* [TASK DIRECTIONS] Produce the listing below again, exactly as shown.

## START INFORMATION SUPPLIED

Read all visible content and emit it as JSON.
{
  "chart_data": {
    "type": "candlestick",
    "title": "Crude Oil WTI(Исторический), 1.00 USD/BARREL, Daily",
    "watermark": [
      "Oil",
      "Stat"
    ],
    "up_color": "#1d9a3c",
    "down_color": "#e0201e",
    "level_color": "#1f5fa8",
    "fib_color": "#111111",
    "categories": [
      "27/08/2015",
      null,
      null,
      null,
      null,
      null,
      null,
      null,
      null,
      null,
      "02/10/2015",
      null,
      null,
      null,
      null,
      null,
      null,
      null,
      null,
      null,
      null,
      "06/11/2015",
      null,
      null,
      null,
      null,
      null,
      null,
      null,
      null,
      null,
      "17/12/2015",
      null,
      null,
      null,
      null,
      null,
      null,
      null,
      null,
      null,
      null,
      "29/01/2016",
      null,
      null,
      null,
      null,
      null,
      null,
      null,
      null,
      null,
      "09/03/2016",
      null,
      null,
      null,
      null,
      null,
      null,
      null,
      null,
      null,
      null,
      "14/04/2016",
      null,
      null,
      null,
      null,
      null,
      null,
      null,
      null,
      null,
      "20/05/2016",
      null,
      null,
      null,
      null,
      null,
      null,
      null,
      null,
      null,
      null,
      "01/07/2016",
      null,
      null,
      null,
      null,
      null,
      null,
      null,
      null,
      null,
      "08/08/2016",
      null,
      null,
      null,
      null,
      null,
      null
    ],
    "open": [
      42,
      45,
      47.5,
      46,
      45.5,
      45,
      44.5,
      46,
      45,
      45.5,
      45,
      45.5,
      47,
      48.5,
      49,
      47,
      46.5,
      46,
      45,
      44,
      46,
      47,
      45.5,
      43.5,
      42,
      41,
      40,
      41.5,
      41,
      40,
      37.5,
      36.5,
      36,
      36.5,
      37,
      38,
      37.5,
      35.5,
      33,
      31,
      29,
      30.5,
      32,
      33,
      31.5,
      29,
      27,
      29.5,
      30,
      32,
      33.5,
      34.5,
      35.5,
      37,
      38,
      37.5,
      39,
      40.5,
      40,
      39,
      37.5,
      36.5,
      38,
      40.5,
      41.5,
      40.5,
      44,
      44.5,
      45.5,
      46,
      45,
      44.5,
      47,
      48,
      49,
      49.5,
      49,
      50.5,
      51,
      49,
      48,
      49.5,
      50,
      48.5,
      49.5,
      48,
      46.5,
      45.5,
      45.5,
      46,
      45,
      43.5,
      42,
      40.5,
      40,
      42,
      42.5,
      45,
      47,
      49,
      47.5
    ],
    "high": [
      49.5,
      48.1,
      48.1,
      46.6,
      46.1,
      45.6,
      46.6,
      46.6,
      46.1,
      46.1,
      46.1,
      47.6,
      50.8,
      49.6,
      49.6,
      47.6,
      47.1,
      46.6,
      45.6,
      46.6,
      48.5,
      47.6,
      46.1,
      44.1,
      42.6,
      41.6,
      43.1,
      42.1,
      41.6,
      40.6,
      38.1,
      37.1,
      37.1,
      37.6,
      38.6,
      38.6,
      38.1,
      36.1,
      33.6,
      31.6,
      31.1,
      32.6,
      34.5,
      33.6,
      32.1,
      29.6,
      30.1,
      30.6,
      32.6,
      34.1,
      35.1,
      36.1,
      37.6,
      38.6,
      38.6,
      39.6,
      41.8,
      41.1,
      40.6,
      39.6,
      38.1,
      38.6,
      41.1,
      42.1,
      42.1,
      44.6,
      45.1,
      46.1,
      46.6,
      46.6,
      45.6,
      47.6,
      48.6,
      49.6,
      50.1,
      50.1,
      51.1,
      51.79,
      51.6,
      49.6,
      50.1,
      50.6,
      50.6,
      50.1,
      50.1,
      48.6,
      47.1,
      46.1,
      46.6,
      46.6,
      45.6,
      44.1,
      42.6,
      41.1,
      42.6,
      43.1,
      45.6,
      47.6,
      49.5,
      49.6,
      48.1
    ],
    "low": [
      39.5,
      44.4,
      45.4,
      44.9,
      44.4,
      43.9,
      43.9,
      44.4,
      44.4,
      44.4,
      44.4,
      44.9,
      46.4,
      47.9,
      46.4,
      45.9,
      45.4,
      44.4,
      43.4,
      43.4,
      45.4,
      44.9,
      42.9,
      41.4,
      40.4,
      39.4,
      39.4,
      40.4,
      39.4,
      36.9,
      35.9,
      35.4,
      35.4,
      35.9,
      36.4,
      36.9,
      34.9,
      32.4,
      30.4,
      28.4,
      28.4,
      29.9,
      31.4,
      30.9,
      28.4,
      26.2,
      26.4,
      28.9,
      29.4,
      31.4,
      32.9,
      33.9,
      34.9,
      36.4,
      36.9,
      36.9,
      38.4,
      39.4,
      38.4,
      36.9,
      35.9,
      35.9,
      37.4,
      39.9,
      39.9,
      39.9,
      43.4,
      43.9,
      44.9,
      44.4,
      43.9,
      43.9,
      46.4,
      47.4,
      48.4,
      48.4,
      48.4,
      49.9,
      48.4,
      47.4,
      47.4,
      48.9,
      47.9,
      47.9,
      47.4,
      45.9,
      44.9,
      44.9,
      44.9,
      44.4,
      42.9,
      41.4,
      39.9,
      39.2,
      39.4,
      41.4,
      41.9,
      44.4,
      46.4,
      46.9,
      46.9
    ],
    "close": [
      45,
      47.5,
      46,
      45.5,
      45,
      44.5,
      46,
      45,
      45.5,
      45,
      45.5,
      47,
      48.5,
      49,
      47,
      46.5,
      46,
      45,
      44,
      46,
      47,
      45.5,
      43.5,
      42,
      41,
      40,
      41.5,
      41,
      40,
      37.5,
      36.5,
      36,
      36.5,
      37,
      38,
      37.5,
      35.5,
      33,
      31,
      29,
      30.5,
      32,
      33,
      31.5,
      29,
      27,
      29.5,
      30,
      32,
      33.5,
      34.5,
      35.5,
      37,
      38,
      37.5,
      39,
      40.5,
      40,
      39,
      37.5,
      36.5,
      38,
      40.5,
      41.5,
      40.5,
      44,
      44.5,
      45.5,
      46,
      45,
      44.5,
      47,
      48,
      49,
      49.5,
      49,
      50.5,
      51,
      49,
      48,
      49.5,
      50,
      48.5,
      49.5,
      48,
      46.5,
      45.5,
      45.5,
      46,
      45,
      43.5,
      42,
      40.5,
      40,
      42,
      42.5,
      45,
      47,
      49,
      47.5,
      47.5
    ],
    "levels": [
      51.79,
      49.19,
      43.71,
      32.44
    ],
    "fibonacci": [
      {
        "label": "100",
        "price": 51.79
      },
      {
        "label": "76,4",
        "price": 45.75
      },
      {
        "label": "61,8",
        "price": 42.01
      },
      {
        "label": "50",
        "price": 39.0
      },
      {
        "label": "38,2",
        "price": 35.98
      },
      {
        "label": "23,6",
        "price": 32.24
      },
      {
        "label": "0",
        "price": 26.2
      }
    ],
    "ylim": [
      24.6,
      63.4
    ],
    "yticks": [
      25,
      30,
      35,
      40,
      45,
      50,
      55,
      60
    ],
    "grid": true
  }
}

## END INFORMATION SUPPLIED

* [RESULT OF THE TASK]
Read all visible content and emit it as JSON.
{
  "chart_data": {
    "type": "candlestick",
    "title": "Crude Oil WTI(Исторический), 1.00 USD/BARREL, Daily",
    "watermark": [
      "Oil",
      "Stat"
    ],
    "up_color": "#1d9a3c",
    "down_color": "#e0201e",
    "level_color": "#1f5fa8",
    "fib_color": "#111111",
    "categories": [
      "27/08/2015",
      null,
      null,
      null,
      null,
      null,
      null,
      null,
      null,
      null,
      "02/10/2015",
      null,
      null,
      null,
      null,
      null,
      null,
      null,
      null,
      null,
      null,
      "06/11/2015",
      null,
      null,
      null,
      null,
      null,
      null,
      null,
      null,
      null,
      "17/12/2015",
      null,
      null,
      null,
      null,
      null,
      null,
      null,
      null,
      null,
      null,
      "29/01/2016",
      null,
      null,
      null,
      null,
      null,
      null,
      null,
      null,
      null,
      "09/03/2016",
      null,
      null,
      null,
      null,
      null,
      null,
      null,
      null,
      null,
      null,
      "14/04/2016",
      null,
      null,
      null,
      null,
      null,
      null,
      null,
      null,
      null,
      "20/05/2016",
      null,
      null,
      null,
      null,
      null,
      null,
      null,
      null,
      null,
      null,
      "01/07/2016",
      null,
      null,
      null,
      null,
      null,
      null,
      null,
      null,
      null,
      "08/08/2016",
      null,
      null,
      null,
      null,
      null,
      null
    ],
    "open": [
      42,
      45,
      47.5,
      46,
      45.5,
      45,
      44.5,
      46,
      45,
      45.5,
      45,
      45.5,
      47,
      48.5,
      49,
      47,
      46.5,
      46,
      45,
      44,
      46,
      47,
      45.5,
      43.5,
      42,
      41,
      40,
      41.5,
      41,
      40,
      37.5,
      36.5,
      36,
      36.5,
      37,
      38,
      37.5,
      35.5,
      33,
      31,
      29,
      30.5,
      32,
      33,
      31.5,
      29,
      27,
      29.5,
      30,
      32,
      33.5,
      34.5,
      35.5,
      37,
      38,
      37.5,
      39,
      40.5,
      40,
      39,
      37.5,
      36.5,
      38,
      40.5,
      41.5,
      40.5,
      44,
      44.5,
      45.5,
      46,
      45,
      44.5,
      47,
      48,
      49,
      49.5,
      49,
      50.5,
      51,
      49,
      48,
      49.5,
      50,
      48.5,
      49.5,
      48,
      46.5,
      45.5,
      45.5,
      46,
      45,
      43.5,
      42,
      40.5,
      40,
      42,
      42.5,
      45,
      47,
      49,
      47.5
    ],
    "high": [
      49.5,
      48.1,
      48.1,
      46.6,
      46.1,
      45.6,
      46.6,
      46.6,
      46.1,
      46.1,
      46.1,
      47.6,
      50.8,
      49.6,
      49.6,
      47.6,
      47.1,
      46.6,
      45.6,
      46.6,
      48.5,
      47.6,
      46.1,
      44.1,
      42.6,
      41.6,
      43.1,
      42.1,
      41.6,
      40.6,
      38.1,
      37.1,
      37.1,
      37.6,
      38.6,
      38.6,
      38.1,
      36.1,
      33.6,
      31.6,
      31.1,
      32.6,
      34.5,
      33.6,
      32.1,
      29.6,
      30.1,
      30.6,
      32.6,
      34.1,
      35.1,
      36.1,
      37.6,
      38.6,
      38.6,
      39.6,
      41.8,
      41.1,
      40.6,
      39.6,
      38.1,
      38.6,
      41.1,
      42.1,
      42.1,
      44.6,
      45.1,
      46.1,
      46.6,
      46.6,
      45.6,
      47.6,
      48.6,
      49.6,
      50.1,
      50.1,
      51.1,
      51.79,
      51.6,
      49.6,
      50.1,
      50.6,
      50.6,
      50.1,
      50.1,
      48.6,
      47.1,
      46.1,
      46.6,
      46.6,
      45.6,
      44.1,
      42.6,
      41.1,
      42.6,
      43.1,
      45.6,
      47.6,
      49.5,
      49.6,
      48.1
    ],
    "low": [
      39.5,
      44.4,
      45.4,
      44.9,
      44.4,
      43.9,
      43.9,
      44.4,
      44.4,
      44.4,
      44.4,
      44.9,
      46.4,
      47.9,
      46.4,
      45.9,
      45.4,
      44.4,
      43.4,
      43.4,
      45.4,
      44.9,
      42.9,
      41.4,
      40.4,
      39.4,
      39.4,
      40.4,
      39.4,
      36.9,
      35.9,
      35.4,
      35.4,
      35.9,
      36.4,
      36.9,
      34.9,
      32.4,
      30.4,
      28.4,
      28.4,
      29.9,
      31.4,
      30.9,
      28.4,
      26.2,
      26.4,
      28.9,
      29.4,
      31.4,
      32.9,
      33.9,
      34.9,
      36.4,
      36.9,
      36.9,
      38.4,
      39.4,
      38.4,
      36.9,
      35.9,
      35.9,
      37.4,
      39.9,
      39.9,
      39.9,
      43.4,
      43.9,
      44.9,
      44.4,
      43.9,
      43.9,
      46.4,
      47.4,
      48.4,
      48.4,
      48.4,
      49.9,
      48.4,
      47.4,
      47.4,
      48.9,
      47.9,
      47.9,
      47.4,
      45.9,
      44.9,
      44.9,
      44.9,
      44.4,
      42.9,
      41.4,
      39.9,
      39.2,
      39.4,
      41.4,
      41.9,
      44.4,
      46.4,
      46.9,
      46.9
    ],
    "close": [
      45,
      47.5,
      46,
      45.5,
      45,
      44.5,
      46,
      45,
      45.5,
      45,
      45.5,
      47,
      48.5,
      49,
      47,
      46.5,
      46,
      45,
      44,
      46,
      47,
      45.5,
      43.5,
      42,
      41,
      40,
      41.5,
      41,
      40,
      37.5,
      36.5,
      36,
      36.5,
      37,
      38,
      37.5,
      35.5,
      33,
      31,
      29,
      30.5,
      32,
      33,
      31.5,
      29,
      27,
      29.5,
      30,
      32,
      33.5,
      34.5,
      35.5,
      37,
      38,
      37.5,
      39,
      40.5,
      40,
      39,
      37.5,
      36.5,
      38,
      40.5,
      41.5,
      40.5,
      44,
      44.5,
      45.5,
      46,
      45,
      44.5,
      47,
      48,
      49,
      49.5,
      49,
      50.5,
      51,
      49,
      48,
      49.5,
      50,
      48.5,
      49.5,
      48,
      46.5,
      45.5,
      45.5,
      46,
      45,
      43.5,
      42,
      40.5,
      40,
      42,
      42.5,
      45,
      47,
      49,
      47.5,
      47.5
    ],
    "levels": [
      51.79,
      49.19,
      43.71,
      32.44
    ],
    "fibonacci": [
      {
        "label": "100",
        "price": 51.79
      },
      {
        "label": "76,4",
        "price": 45.75
      },
      {
        "label": "61,8",
        "price": 42.01
      },
      {
        "label": "50",
        "price": 39.0
      },
      {
        "label": "38,2",
        "price": 35.98
      },
      {
        "label": "23,6",
        "price": 32.24
      },
      {
        "label": "0",
        "price": 26.2
      }
    ],
    "ylim": [
      24.6,
      63.4
    ],
    "yticks": [
      25,
      30,
      35,
      40,
      45,
      50,
      55,
      60
    ],
    "grid": true
  }
}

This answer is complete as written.